Extracted entries =
----

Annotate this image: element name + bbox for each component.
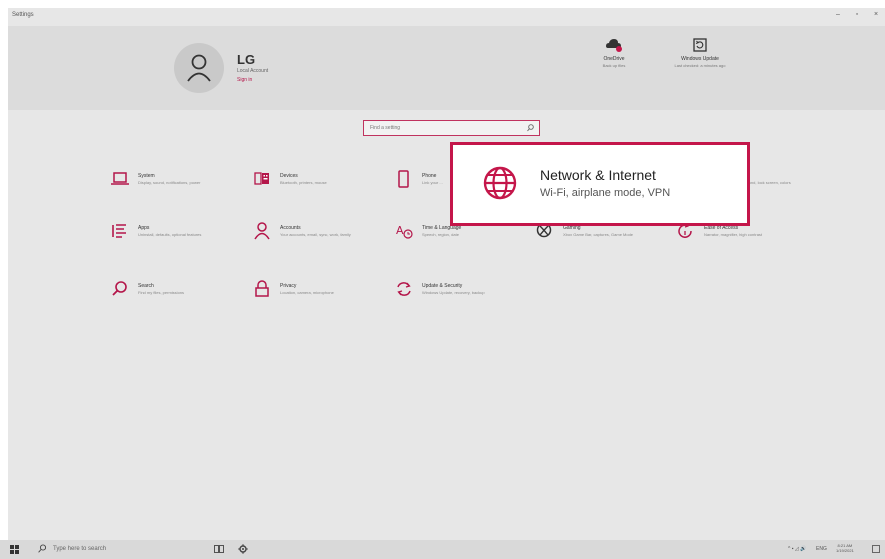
category-desc: Your accounts, email, sync, work, family [280,232,351,237]
category-search[interactable]: Search Find my files, permissions [110,280,250,314]
person-icon [187,54,211,82]
taskbar: Type here to search ^ ▪ ◿ 🔊 ENG 8:21 AM … [0,540,885,559]
category-accounts[interactable]: Accounts Your accounts, email, sync, wor… [252,222,392,256]
onedrive-sub: Back up files [602,63,626,68]
svg-text:A: A [396,224,404,237]
search-icon [112,281,127,296]
close-button[interactable]: × [869,11,883,18]
laptop-icon [111,172,129,185]
maximize-button[interactable]: ▫ [850,11,864,18]
category-system[interactable]: System Display, sound, notifications, po… [110,170,250,204]
category-gaming[interactable]: Gaming Xbox Game Bar, captures, Game Mod… [535,222,675,256]
category-privacy[interactable]: Privacy Location, camera, microphone [252,280,392,314]
windows-start-icon[interactable] [10,545,19,554]
category-desc: Location, camera, microphone [280,290,334,295]
window-title: Settings [12,12,34,18]
account-type: Local Account [237,68,269,74]
time-language-icon: A [396,224,413,239]
category-title: Search [138,283,154,289]
person-icon [254,222,270,240]
category-time-language[interactable]: A Time & Language Speech, region, date [394,222,534,256]
category-ease-of-access[interactable]: Ease of Access Narrator, magnifier, high… [676,222,816,256]
title-bar: Settings – ▫ × [8,8,885,26]
category-desc: Windows Update, recovery, backup [422,290,485,295]
category-desc: Xbox Game Bar, captures, Game Mode [563,232,634,237]
category-desc: Display, sound, notifications, power [138,180,201,185]
category-apps[interactable]: Apps Uninstall, defaults, optional featu… [110,222,250,256]
category-devices[interactable]: Devices Bluetooth, printers, mouse [252,170,392,204]
cloud-icon [606,39,622,52]
settings-window: Settings – ▫ × LG Local Account Sign in … [8,8,885,540]
category-title: Devices [280,173,298,179]
notification-center-icon[interactable] [872,545,880,553]
category-title: Update & Security [422,283,463,289]
category-title: Apps [138,225,150,231]
onedrive-tile[interactable]: OneDrive Back up files [574,32,654,68]
onedrive-title: OneDrive [603,56,625,62]
gear-icon[interactable] [238,544,248,554]
sync-icon [397,282,411,296]
category-desc: Uninstall, defaults, optional features [138,232,202,237]
network-internet-desc: Wi-Fi, airplane mode, VPN [540,187,671,199]
minimize-button[interactable]: – [831,11,845,18]
keyboard-icon [254,172,269,185]
phone-icon [398,170,409,188]
category-title: System [138,173,155,179]
category-update-security[interactable]: Update & Security Windows Update, recove… [394,280,534,314]
account-header: LG Local Account Sign in OneDrive Back u… [8,26,885,110]
category-title: Accounts [280,225,301,231]
taskbar-search-placeholder[interactable]: Type here to search [53,546,106,552]
globe-icon [483,166,517,200]
search-placeholder: Find a setting [370,125,401,131]
category-title: Privacy [280,283,297,289]
system-tray-icons[interactable]: ^ ▪ ◿ 🔊 [788,546,806,552]
refresh-icon [693,38,707,52]
windows-update-title: Windows Update [681,56,719,62]
settings-search-box[interactable]: Find a setting [363,120,540,136]
category-desc: Speech, region, date [422,232,459,237]
lock-icon [255,280,269,297]
category-title: Phone [422,173,437,179]
windows-update-tile[interactable]: Windows Update Last checked: a minutes a… [660,32,740,68]
clock[interactable]: 8:21 AM 1/19/2021 [836,543,854,553]
apps-list-icon [112,224,126,238]
sign-in-link[interactable]: Sign in [237,77,252,83]
category-desc: Bluetooth, printers, mouse [280,180,327,185]
network-internet-tile[interactable]: Network & Internet Wi-Fi, airplane mode,… [450,142,750,226]
category-desc: Narrator, magnifier, high contrast [704,232,763,237]
task-view-icon[interactable] [214,545,224,553]
clock-date: 1/19/2021 [836,548,854,553]
search-icon[interactable] [38,544,46,553]
category-desc: Find my files, permissions [138,290,185,295]
language-indicator[interactable]: ENG [816,546,827,552]
avatar[interactable] [174,43,224,93]
windows-update-sub: Last checked: a minutes ago [674,63,726,68]
search-icon [527,124,534,132]
user-name: LG [237,52,256,67]
network-internet-title: Network & Internet [540,167,656,183]
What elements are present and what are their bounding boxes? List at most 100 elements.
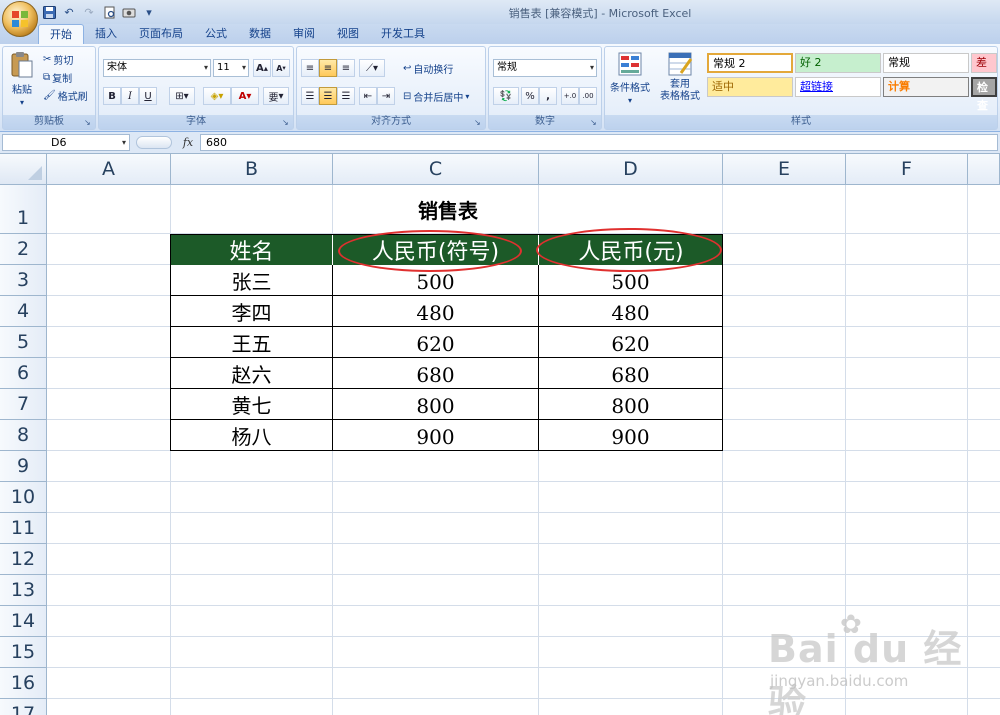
formula-bar-expand-handle[interactable] bbox=[136, 136, 172, 149]
underline-button[interactable]: U bbox=[139, 87, 157, 105]
align-right-icon[interactable]: ☰ bbox=[337, 87, 355, 105]
border-icon[interactable]: ⊞▾ bbox=[169, 87, 195, 105]
name-cell[interactable]: 王五 bbox=[171, 327, 333, 358]
row-header-14[interactable]: 14 bbox=[0, 606, 47, 637]
tab-review[interactable]: 审阅 bbox=[282, 24, 326, 44]
value-cell[interactable]: 620 bbox=[539, 327, 723, 358]
phonetic-button[interactable]: 要 ▾ bbox=[263, 87, 289, 105]
cut-button[interactable]: ✂ 剪切 bbox=[43, 52, 73, 67]
row-header-6[interactable]: 6 bbox=[0, 358, 47, 389]
value-cell[interactable]: 900 bbox=[333, 420, 539, 451]
name-cell[interactable]: 杨八 bbox=[171, 420, 333, 451]
row-header-12[interactable]: 12 bbox=[0, 544, 47, 575]
name-cell[interactable]: 李四 bbox=[171, 296, 333, 327]
tab-formulas[interactable]: 公式 bbox=[194, 24, 238, 44]
conditional-format-button[interactable]: 条件格式 ▾ bbox=[609, 51, 651, 105]
font-color-button[interactable]: A ▾ bbox=[231, 87, 259, 105]
value-cell[interactable]: 480 bbox=[333, 296, 539, 327]
align-center-icon[interactable]: ☰ bbox=[319, 87, 337, 105]
tab-home[interactable]: 开始 bbox=[38, 24, 84, 44]
column-header-f[interactable]: F bbox=[846, 154, 968, 185]
row-header-16[interactable]: 16 bbox=[0, 668, 47, 699]
tab-insert[interactable]: 插入 bbox=[84, 24, 128, 44]
currency-icon[interactable]: 💱 bbox=[493, 87, 519, 105]
paste-button[interactable]: 粘贴 ▾ bbox=[7, 51, 37, 107]
value-cell[interactable]: 800 bbox=[539, 389, 723, 420]
insert-function-icon[interactable]: fx bbox=[178, 134, 198, 151]
row-header-8[interactable]: 8 bbox=[0, 420, 47, 451]
table-header-cell[interactable]: 人民币(符号) bbox=[333, 234, 539, 265]
fill-color-icon[interactable]: ◈▾ bbox=[203, 87, 231, 105]
shrink-font-button[interactable]: A ▾ bbox=[272, 59, 290, 77]
sheet-title-cell[interactable]: 销售表 bbox=[333, 185, 563, 234]
value-cell[interactable]: 800 bbox=[333, 389, 539, 420]
column-header-d[interactable]: D bbox=[539, 154, 723, 185]
row-header-5[interactable]: 5 bbox=[0, 327, 47, 358]
row-header-13[interactable]: 13 bbox=[0, 575, 47, 606]
number-format-select[interactable]: 常规 ▾ bbox=[493, 59, 597, 77]
style-good-2[interactable]: 好 2 bbox=[795, 53, 881, 73]
style-neutral[interactable]: 适中 bbox=[707, 77, 793, 97]
name-cell[interactable]: 赵六 bbox=[171, 358, 333, 389]
style-normal-2[interactable]: 常规 2 bbox=[707, 53, 793, 73]
bold-button[interactable]: B bbox=[103, 87, 121, 105]
value-cell[interactable]: 500 bbox=[333, 265, 539, 296]
align-top-icon[interactable]: ≡ bbox=[301, 59, 319, 77]
table-header-cell[interactable]: 人民币(元) bbox=[539, 234, 723, 265]
dialog-launcher-icon[interactable]: ↘ bbox=[282, 118, 291, 127]
name-cell[interactable]: 张三 bbox=[171, 265, 333, 296]
increase-indent-icon[interactable]: ⇥ bbox=[377, 87, 395, 105]
worksheet[interactable]: ABCDEF 1 2 3 4 5 6 7 8 9 10 11 12 13 14 15 16 17 销售表 姓名人… bbox=[0, 154, 1000, 715]
row-header-7[interactable]: 7 bbox=[0, 389, 47, 420]
row-header-2[interactable]: 2 bbox=[0, 234, 47, 265]
column-header-c[interactable]: C bbox=[333, 154, 539, 185]
format-painter-button[interactable]: 🖌 格式刷 bbox=[43, 88, 88, 103]
style-calculation[interactable]: 计算 bbox=[883, 77, 969, 97]
dialog-launcher-icon[interactable]: ↘ bbox=[474, 118, 483, 127]
value-cell[interactable]: 480 bbox=[539, 296, 723, 327]
decrease-indent-icon[interactable]: ⇤ bbox=[359, 87, 377, 105]
style-normal[interactable]: 常规 bbox=[883, 53, 969, 73]
align-middle-icon[interactable]: ≡ bbox=[319, 59, 337, 77]
row-header-3[interactable]: 3 bbox=[0, 265, 47, 296]
column-header-a[interactable]: A bbox=[47, 154, 171, 185]
tab-view[interactable]: 视图 bbox=[326, 24, 370, 44]
align-bottom-icon[interactable]: ≡ bbox=[337, 59, 355, 77]
font-name-select[interactable]: 宋体 ▾ bbox=[103, 59, 211, 77]
font-size-select[interactable]: 11 ▾ bbox=[213, 59, 249, 77]
row-header-15[interactable]: 15 bbox=[0, 637, 47, 668]
row-header-17[interactable]: 17 bbox=[0, 699, 47, 715]
value-cell[interactable]: 680 bbox=[333, 358, 539, 389]
align-left-icon[interactable]: ☰ bbox=[301, 87, 319, 105]
style-check-cell[interactable]: 检查 bbox=[971, 77, 997, 112]
row-header-1[interactable]: 1 bbox=[0, 185, 47, 234]
row-header-11[interactable]: 11 bbox=[0, 513, 47, 544]
wrap-text-button[interactable]: ↩ 自动换行 bbox=[403, 61, 453, 76]
merge-center-button[interactable]: ⊟ 合并后居中 ▾ bbox=[403, 89, 469, 104]
orientation-icon[interactable]: ⟋▾ bbox=[359, 59, 385, 77]
value-cell[interactable]: 500 bbox=[539, 265, 723, 296]
tab-data[interactable]: 数据 bbox=[238, 24, 282, 44]
tab-developer[interactable]: 开发工具 bbox=[370, 24, 436, 44]
value-cell[interactable]: 900 bbox=[539, 420, 723, 451]
copy-button[interactable]: ⧉ 复制 bbox=[43, 70, 72, 85]
value-cell[interactable]: 620 bbox=[333, 327, 539, 358]
tab-page-layout[interactable]: 页面布局 bbox=[128, 24, 194, 44]
style-bad[interactable]: 差 bbox=[971, 53, 997, 73]
name-box[interactable]: D6 ▾ bbox=[2, 134, 130, 151]
name-cell[interactable]: 黄七 bbox=[171, 389, 333, 420]
table-header-cell[interactable]: 姓名 bbox=[171, 234, 333, 265]
formula-input[interactable]: 680 bbox=[200, 134, 998, 151]
italic-button[interactable]: I bbox=[121, 87, 139, 105]
dialog-launcher-icon[interactable]: ↘ bbox=[590, 118, 599, 127]
select-all-corner[interactable] bbox=[0, 154, 47, 185]
grow-font-button[interactable]: A ▴ bbox=[253, 59, 271, 77]
row-header-10[interactable]: 10 bbox=[0, 482, 47, 513]
value-cell[interactable]: 680 bbox=[539, 358, 723, 389]
row-header-9[interactable]: 9 bbox=[0, 451, 47, 482]
office-button[interactable] bbox=[2, 1, 38, 37]
style-hyperlink[interactable]: 超链接 bbox=[795, 77, 881, 97]
increase-decimal-icon[interactable]: +.0 bbox=[561, 87, 579, 105]
dialog-launcher-icon[interactable]: ↘ bbox=[84, 118, 93, 127]
column-header-b[interactable]: B bbox=[171, 154, 333, 185]
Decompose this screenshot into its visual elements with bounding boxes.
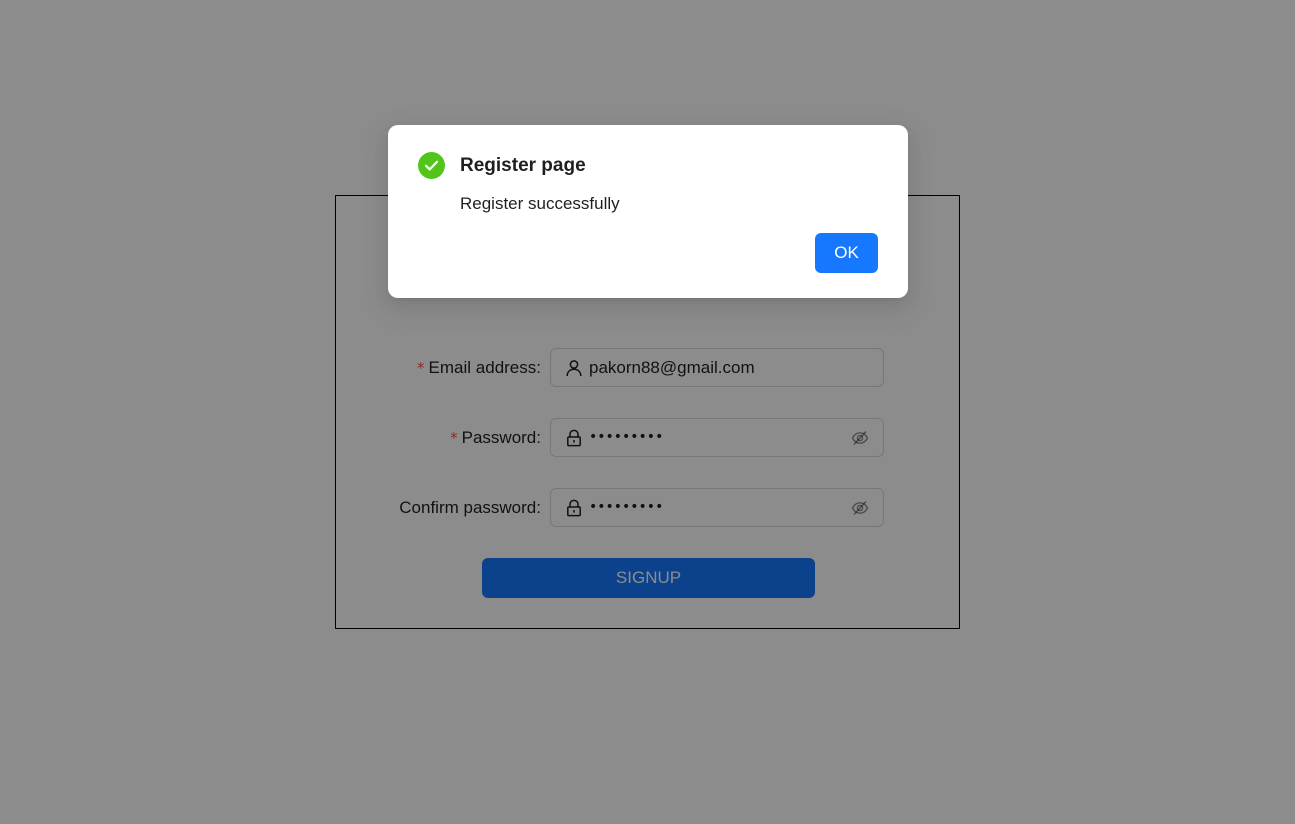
modal-mask[interactable]: [0, 0, 1295, 824]
ok-button[interactable]: OK: [815, 233, 878, 273]
modal-message: Register successfully: [460, 194, 620, 213]
modal-title: Register page: [460, 155, 586, 176]
success-modal: Register page Register successfully OK: [388, 125, 908, 298]
check-circle-icon: [418, 152, 445, 179]
register-page: * Email address: pakorn88@gmail.com * Pass…: [0, 0, 1295, 824]
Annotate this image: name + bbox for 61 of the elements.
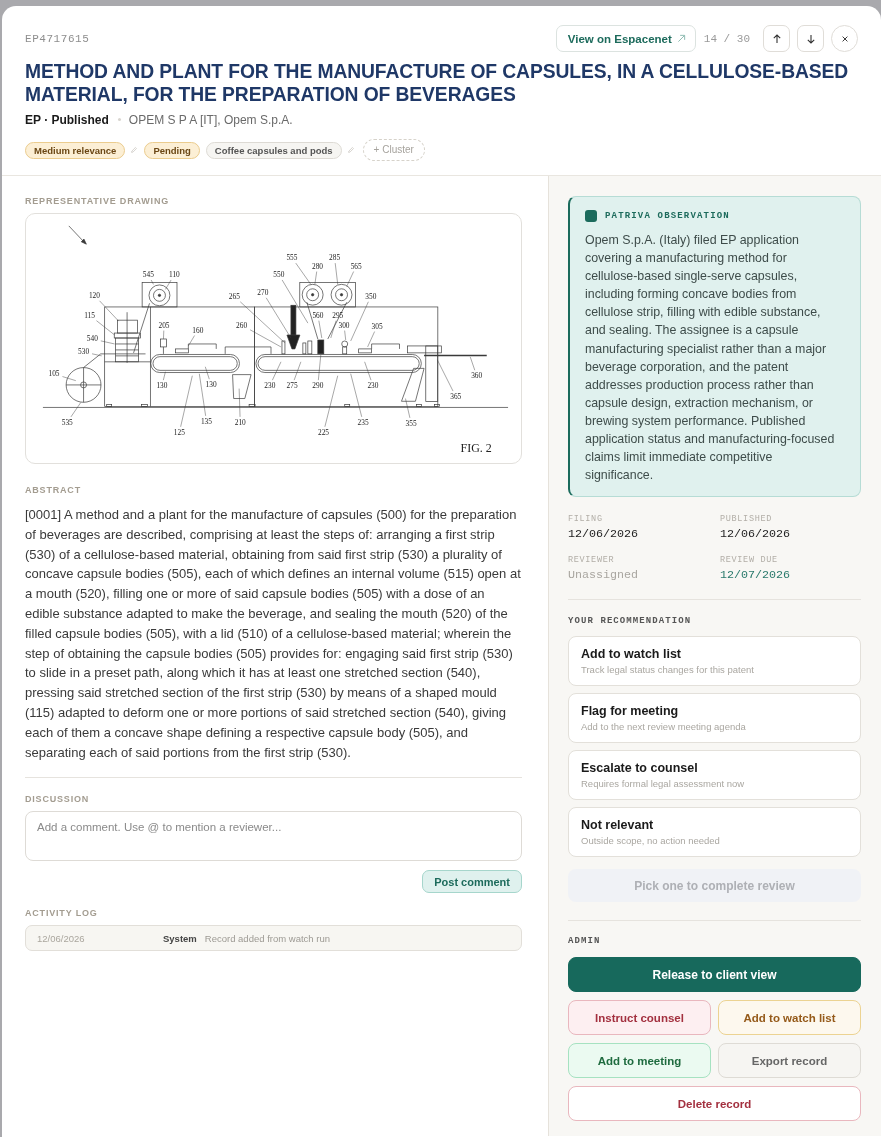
option-description: Outside scope, no action needed <box>581 835 720 848</box>
abstract-text: [0001] A method and a plant for the manufacture of capsules (500) for the preparation of beverages are described, comprising at least the steps of: arranging a first strip (530) of a cellulose-based material, obtaining from said first strip (530) a plurality of concave capsule bodies (505), each of which defines an internal volume (515) open at a mouth (520), filling one or more of said capsule bodies (505) with a dose of an edible substance adapted to make the beverage, and sealing the mouth (520) of the filled capsule bodies (505), with a lid (510) of a cellulose-based material; wherein the step of obtaining the capsule bodies (505) provides for: engaging said first strip (530) to slide in a preset path, along which it has at least one stretched section (540), pressing said stretched section of the first strip (530) by means of a shaped mould (115) adapted to deform one or more portions of said stretched section (540), giving each of them a concave shape defining a respective capsule body (505), and separating each of said portions from the first strip (530). <box>25 506 522 762</box>
publication-status: EP · Published <box>25 112 109 127</box>
detail-label: REVIEWER <box>568 555 616 567</box>
category-tag: Coffee capsules and pods <box>205 141 342 159</box>
detail-label: FILING <box>568 514 604 526</box>
close-button[interactable] <box>831 25 858 52</box>
option-description: Requires formal legal assessment now <box>581 778 745 791</box>
previous-record-button[interactable] <box>763 25 790 52</box>
pencil-icon[interactable] <box>130 146 139 154</box>
patent-title: METHOD AND PLANT FOR THE MANUFACTURE OF CAPSULES, IN A CELLULOSE-BASED MATERIAL, FOR THE PREPARATION OF BEVERAGES <box>25 60 850 106</box>
square-icon <box>585 210 597 222</box>
detail-label: REVIEW DUE <box>720 555 779 567</box>
relevance-tag: Medium relevance <box>25 141 126 159</box>
record-id: EP4717615 <box>25 32 90 45</box>
detail-value: 12/06/2026 <box>568 527 640 543</box>
section-label: DISCUSSION <box>25 794 91 806</box>
record-position: 14 / 30 <box>703 32 750 45</box>
recommendation-option[interactable]: Add to watch list Track legal status changes for this patent <box>568 636 861 687</box>
status-tag: Pending <box>144 141 200 159</box>
detail-value: Unassigned <box>568 568 640 584</box>
option-title: Escalate to counsel <box>581 760 698 777</box>
figure-caption: FIG. 2 <box>460 441 492 456</box>
recommendation-option[interactable]: Not relevant Outside scope, no action needed <box>568 807 861 858</box>
action-button[interactable]: Add to meeting <box>568 1043 711 1079</box>
log-actor: System <box>163 932 197 944</box>
log-event: Record added from watch run <box>204 932 330 944</box>
next-record-button[interactable] <box>797 25 824 52</box>
close-icon <box>840 34 849 43</box>
log-date: 12/06/2026 <box>37 932 86 944</box>
section-label: REPRESENTATIVE DRAWING <box>25 196 170 207</box>
detail-value: 12/07/2026 <box>720 568 792 584</box>
detail-value: 12/06/2026 <box>720 527 792 543</box>
arrow-down-icon <box>805 33 816 44</box>
detail-label: PUBLISHED <box>720 514 774 526</box>
separator-dot-icon <box>117 118 121 121</box>
action-button[interactable]: Instruct counsel <box>568 1000 711 1036</box>
section-label: YOUR RECOMMENDATION <box>568 616 693 628</box>
arrow-up-icon <box>771 33 782 44</box>
view-on-espacenet-button[interactable]: View on Espacenet <box>555 25 696 52</box>
recommendation-option[interactable]: Flag for meeting Add to the next review meeting agenda <box>568 693 861 744</box>
option-title: Add to watch list <box>581 646 681 663</box>
option-title: Not relevant <box>581 817 654 834</box>
pencil-icon[interactable] <box>346 146 355 154</box>
action-button[interactable]: Export record <box>718 1043 861 1079</box>
recommendation-option[interactable]: Escalate to counsel Requires formal legal assessment now <box>568 750 861 801</box>
section-label: ACTIVITY LOG <box>25 908 99 920</box>
action-button[interactable]: Delete record <box>568 1086 861 1122</box>
section-label: ADMIN <box>568 936 602 948</box>
applicants-text: OPEM S P A [IT], Opem S.p.A. <box>128 112 293 127</box>
option-title: Flag for meeting <box>581 703 679 720</box>
external-link-icon <box>676 34 686 43</box>
action-button[interactable]: Release to client view <box>568 957 861 993</box>
observation-text: Opem S.p.A. (Italy) filed EP application covering a manufacturing method for cellulose-based single-serve capsules, including forming concave bodies from cellulose strip, filling with edible substance, and sealing. The assignee is a capsule manufacturing specialist rather than a major beverage corporation, and the patent addresses production process rather than capsule design, extraction mechanism, or brewing system performance. Published application status and manufacturing-focused claims limit immediate competitive significance. <box>585 232 836 485</box>
comment-field[interactable]: Add a comment. Use @ to mention a reviewer... <box>25 811 522 862</box>
action-button[interactable]: Add to watch list <box>718 1000 861 1036</box>
option-description: Add to the next review meeting agenda <box>581 721 746 734</box>
section-label: ABSTRACT <box>25 485 82 496</box>
observation-title: PATRIVA OBSERVATION <box>605 211 730 221</box>
post-comment-button[interactable]: Post comment <box>422 870 522 894</box>
option-description: Track legal status changes for this patent <box>581 664 754 677</box>
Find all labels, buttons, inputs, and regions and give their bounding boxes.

----

Exercise brief = Rewrite the material from the line that has "option-description: Outside scope, no" through the line that has "category-tag: Coffee capsules", changing "Published" to "Granted" and leaving everything else as it is.

Correct result =
option-description: Outside scope, no action needed <box>581 835 720 848</box>
abstract-text: [0001] A method and a plant for the manufacture of capsules (500) for the preparation of beverages are described, comprising at least the steps of: arranging a first strip (530) of a cellulose-based material, obtaining from said first strip (530) a plurality of concave capsule bodies (505), each of which defines an internal volume (515) open at a mouth (520), filling one or more of said capsule bodies (505) with a dose of an edible substance adapted to make the beverage, and sealing the mouth (520) of the filled capsule bodies (505), with a lid (510) of a cellulose-based material; wherein the step of obtaining the capsule bodies (505) provides for: engaging said first strip (530) to slide in a preset path, along which it has at least one stretched section (540), pressing said stretched section of the first strip (530) by means of a shaped mould (115) adapted to deform one or more portions of said stretched section (540), giving each of them a concave shape defining a respective capsule body (505), and separating each of said portions from the first strip (530). <box>25 506 522 762</box>
publication-status: EP · Granted <box>25 112 109 127</box>
detail-label: REVIEWER <box>568 555 616 567</box>
category-tag: Coffee capsules and pods <box>205 141 342 159</box>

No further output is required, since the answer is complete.